↓
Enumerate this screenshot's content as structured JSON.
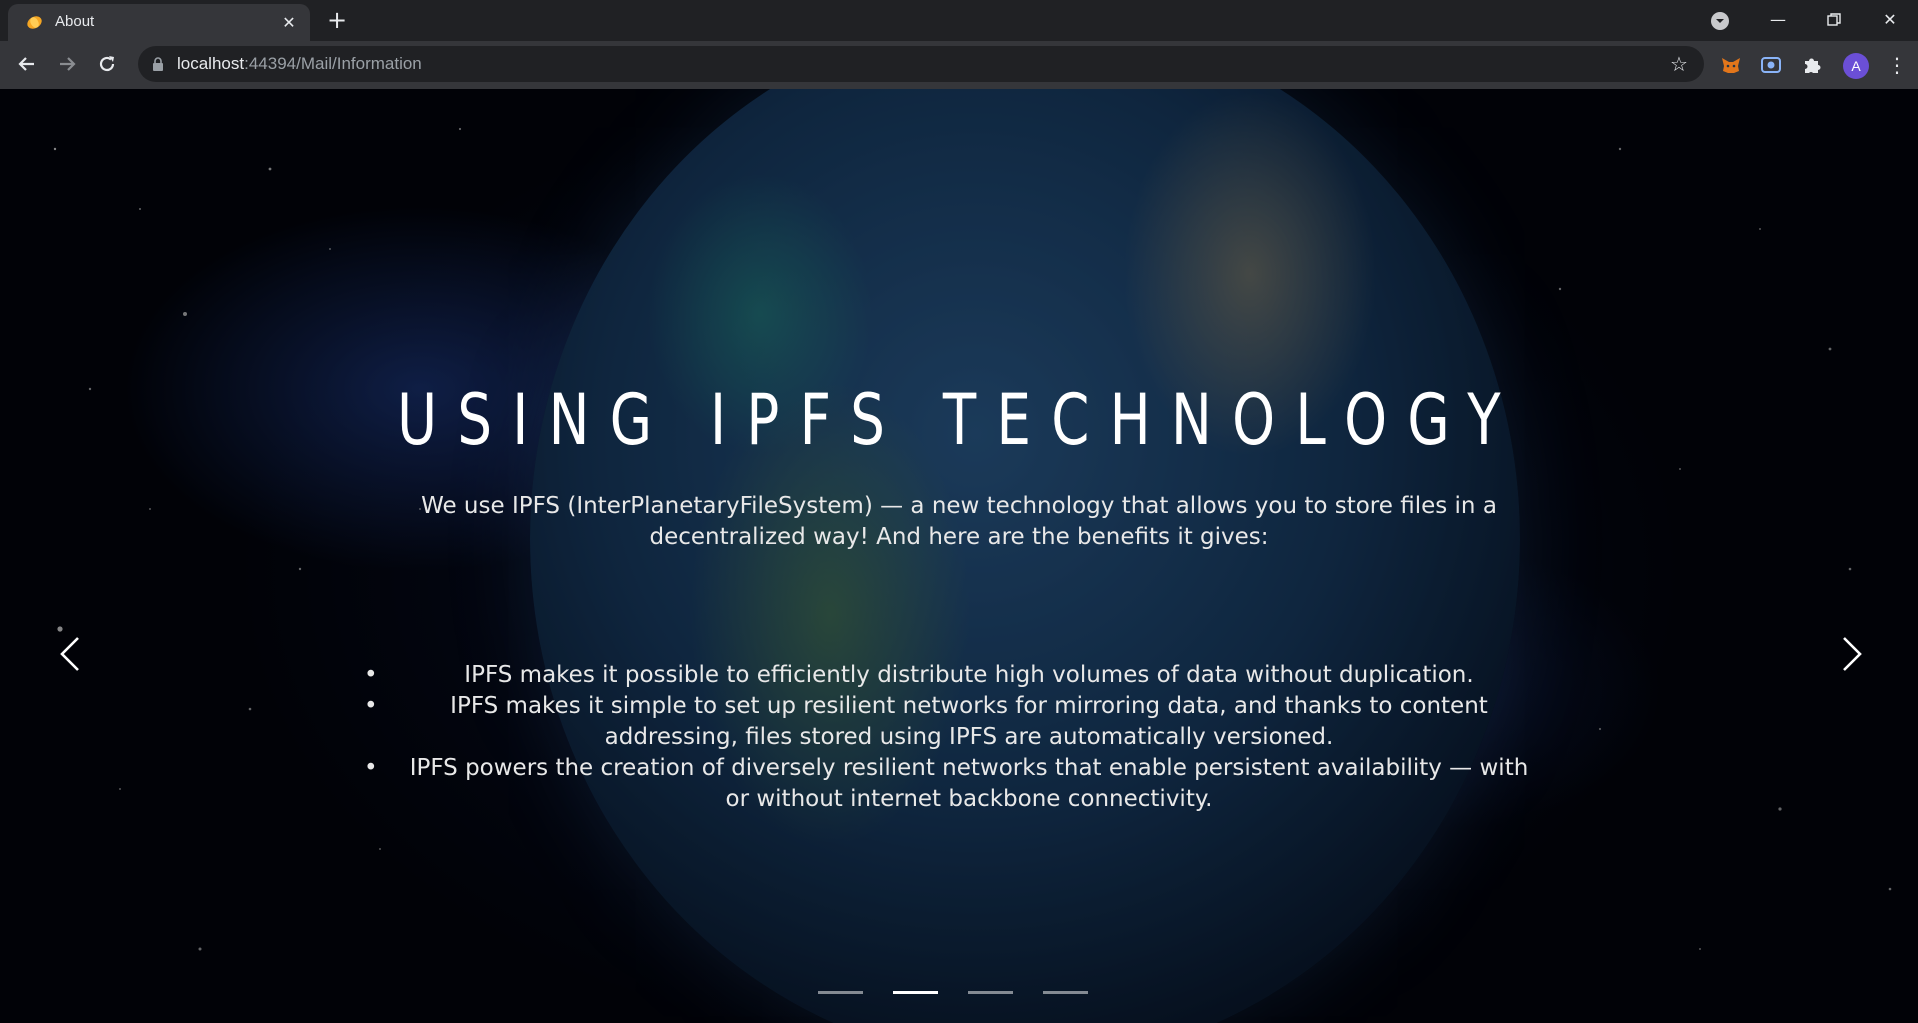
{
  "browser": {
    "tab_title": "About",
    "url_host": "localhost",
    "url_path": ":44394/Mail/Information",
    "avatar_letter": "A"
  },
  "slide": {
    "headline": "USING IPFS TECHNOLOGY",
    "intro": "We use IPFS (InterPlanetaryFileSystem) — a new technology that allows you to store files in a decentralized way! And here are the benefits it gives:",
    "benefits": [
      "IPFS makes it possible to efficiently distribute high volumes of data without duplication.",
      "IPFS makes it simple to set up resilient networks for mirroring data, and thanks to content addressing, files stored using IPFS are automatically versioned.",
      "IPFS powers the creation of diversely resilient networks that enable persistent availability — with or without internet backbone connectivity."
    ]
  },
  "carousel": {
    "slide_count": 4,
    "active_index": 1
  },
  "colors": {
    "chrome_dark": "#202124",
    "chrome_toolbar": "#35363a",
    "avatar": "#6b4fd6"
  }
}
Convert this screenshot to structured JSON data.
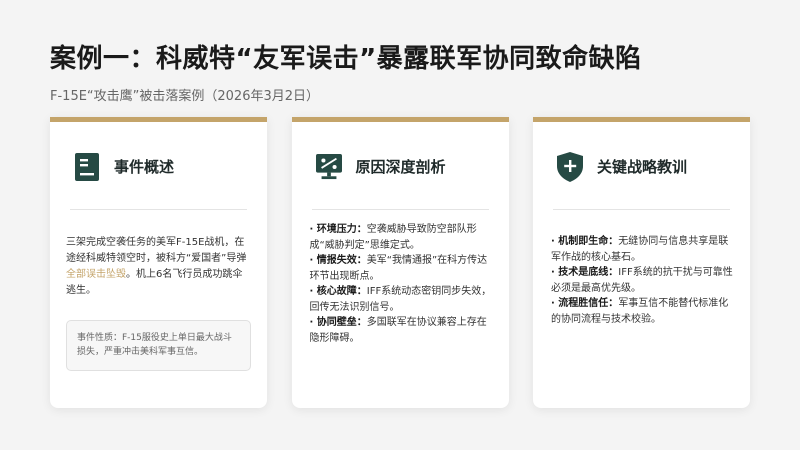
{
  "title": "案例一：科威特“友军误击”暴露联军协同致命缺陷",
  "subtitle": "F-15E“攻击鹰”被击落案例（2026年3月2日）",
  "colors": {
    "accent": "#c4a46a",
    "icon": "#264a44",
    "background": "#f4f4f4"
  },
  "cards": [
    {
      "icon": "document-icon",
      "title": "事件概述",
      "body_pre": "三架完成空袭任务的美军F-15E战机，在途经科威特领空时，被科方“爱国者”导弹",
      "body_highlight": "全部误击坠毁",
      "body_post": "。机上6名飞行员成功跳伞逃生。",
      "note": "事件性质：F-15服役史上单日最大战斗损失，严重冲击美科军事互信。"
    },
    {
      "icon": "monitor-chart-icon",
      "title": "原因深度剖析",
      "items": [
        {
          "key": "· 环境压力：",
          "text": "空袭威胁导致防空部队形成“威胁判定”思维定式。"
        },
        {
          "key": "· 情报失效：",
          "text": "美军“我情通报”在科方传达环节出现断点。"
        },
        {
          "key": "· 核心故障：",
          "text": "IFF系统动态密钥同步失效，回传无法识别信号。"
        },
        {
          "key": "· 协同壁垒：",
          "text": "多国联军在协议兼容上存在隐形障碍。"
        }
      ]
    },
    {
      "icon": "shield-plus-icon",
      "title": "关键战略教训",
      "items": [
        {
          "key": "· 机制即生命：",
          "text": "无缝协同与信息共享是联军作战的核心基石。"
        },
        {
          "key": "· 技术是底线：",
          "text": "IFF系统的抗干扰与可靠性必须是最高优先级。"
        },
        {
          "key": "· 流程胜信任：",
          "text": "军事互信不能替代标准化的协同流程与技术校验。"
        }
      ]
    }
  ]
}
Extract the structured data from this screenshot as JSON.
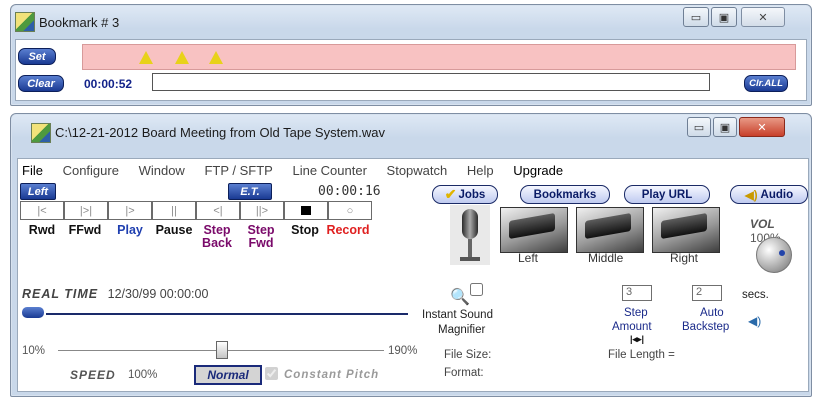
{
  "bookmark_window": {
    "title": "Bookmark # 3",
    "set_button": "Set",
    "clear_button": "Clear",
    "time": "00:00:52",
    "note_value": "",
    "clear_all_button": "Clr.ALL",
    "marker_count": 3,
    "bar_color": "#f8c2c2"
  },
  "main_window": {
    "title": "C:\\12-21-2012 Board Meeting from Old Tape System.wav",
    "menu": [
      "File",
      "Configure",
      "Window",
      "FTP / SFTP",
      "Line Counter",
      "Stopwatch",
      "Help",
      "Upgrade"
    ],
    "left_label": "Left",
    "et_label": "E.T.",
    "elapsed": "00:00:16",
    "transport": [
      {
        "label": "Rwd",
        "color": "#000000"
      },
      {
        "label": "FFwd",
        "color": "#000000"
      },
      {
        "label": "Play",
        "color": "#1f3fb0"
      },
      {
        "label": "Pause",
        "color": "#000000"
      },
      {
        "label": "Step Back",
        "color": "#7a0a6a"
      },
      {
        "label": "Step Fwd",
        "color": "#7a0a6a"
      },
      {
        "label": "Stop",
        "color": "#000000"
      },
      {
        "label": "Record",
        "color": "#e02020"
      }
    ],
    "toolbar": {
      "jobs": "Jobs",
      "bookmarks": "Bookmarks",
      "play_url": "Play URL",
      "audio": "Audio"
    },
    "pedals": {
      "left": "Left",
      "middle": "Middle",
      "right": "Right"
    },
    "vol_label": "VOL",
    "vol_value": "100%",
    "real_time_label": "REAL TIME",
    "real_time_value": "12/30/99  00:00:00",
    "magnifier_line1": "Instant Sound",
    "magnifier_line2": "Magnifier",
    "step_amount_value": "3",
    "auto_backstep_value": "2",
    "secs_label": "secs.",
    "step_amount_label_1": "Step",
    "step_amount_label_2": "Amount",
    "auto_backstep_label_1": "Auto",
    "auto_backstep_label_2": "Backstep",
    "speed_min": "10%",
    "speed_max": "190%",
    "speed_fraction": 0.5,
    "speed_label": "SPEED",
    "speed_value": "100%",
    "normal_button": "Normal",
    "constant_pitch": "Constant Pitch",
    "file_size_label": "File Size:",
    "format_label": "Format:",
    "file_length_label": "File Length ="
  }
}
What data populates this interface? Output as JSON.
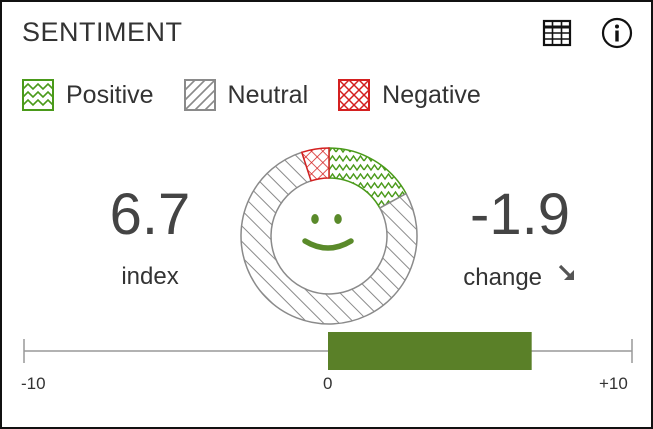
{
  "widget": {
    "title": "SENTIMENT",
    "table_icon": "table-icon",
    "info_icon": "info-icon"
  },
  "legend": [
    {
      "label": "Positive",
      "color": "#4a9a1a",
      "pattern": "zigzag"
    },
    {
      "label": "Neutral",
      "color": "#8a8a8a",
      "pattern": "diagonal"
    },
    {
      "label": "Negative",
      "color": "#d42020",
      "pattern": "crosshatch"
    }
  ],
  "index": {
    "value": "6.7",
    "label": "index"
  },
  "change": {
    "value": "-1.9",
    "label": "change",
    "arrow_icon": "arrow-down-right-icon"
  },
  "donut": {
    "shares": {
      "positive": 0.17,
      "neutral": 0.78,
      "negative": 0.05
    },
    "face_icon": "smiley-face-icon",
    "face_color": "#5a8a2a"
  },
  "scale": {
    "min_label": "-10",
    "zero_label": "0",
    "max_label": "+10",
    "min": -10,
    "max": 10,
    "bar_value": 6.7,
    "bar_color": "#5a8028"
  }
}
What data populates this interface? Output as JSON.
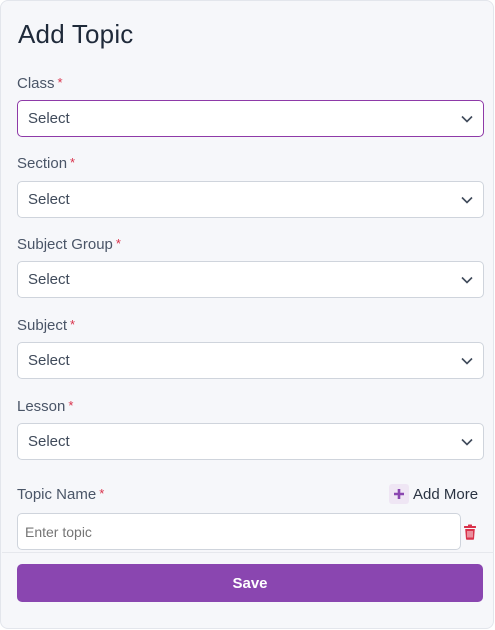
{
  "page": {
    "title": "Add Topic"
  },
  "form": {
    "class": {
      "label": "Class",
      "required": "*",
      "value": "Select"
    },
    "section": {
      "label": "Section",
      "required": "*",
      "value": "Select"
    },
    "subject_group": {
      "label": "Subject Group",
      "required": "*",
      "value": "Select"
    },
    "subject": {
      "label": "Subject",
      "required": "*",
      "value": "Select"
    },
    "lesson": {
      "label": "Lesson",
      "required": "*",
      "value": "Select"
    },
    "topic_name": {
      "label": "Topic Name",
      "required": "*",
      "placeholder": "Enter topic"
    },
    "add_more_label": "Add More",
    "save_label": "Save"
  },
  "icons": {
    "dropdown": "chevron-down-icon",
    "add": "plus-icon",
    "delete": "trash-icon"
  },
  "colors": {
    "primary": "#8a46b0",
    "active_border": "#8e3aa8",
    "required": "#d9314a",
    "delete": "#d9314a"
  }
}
↑
SET TASK: Work out how many lines in the records above contain the word "data", and give only that number.

SOLUTION: 6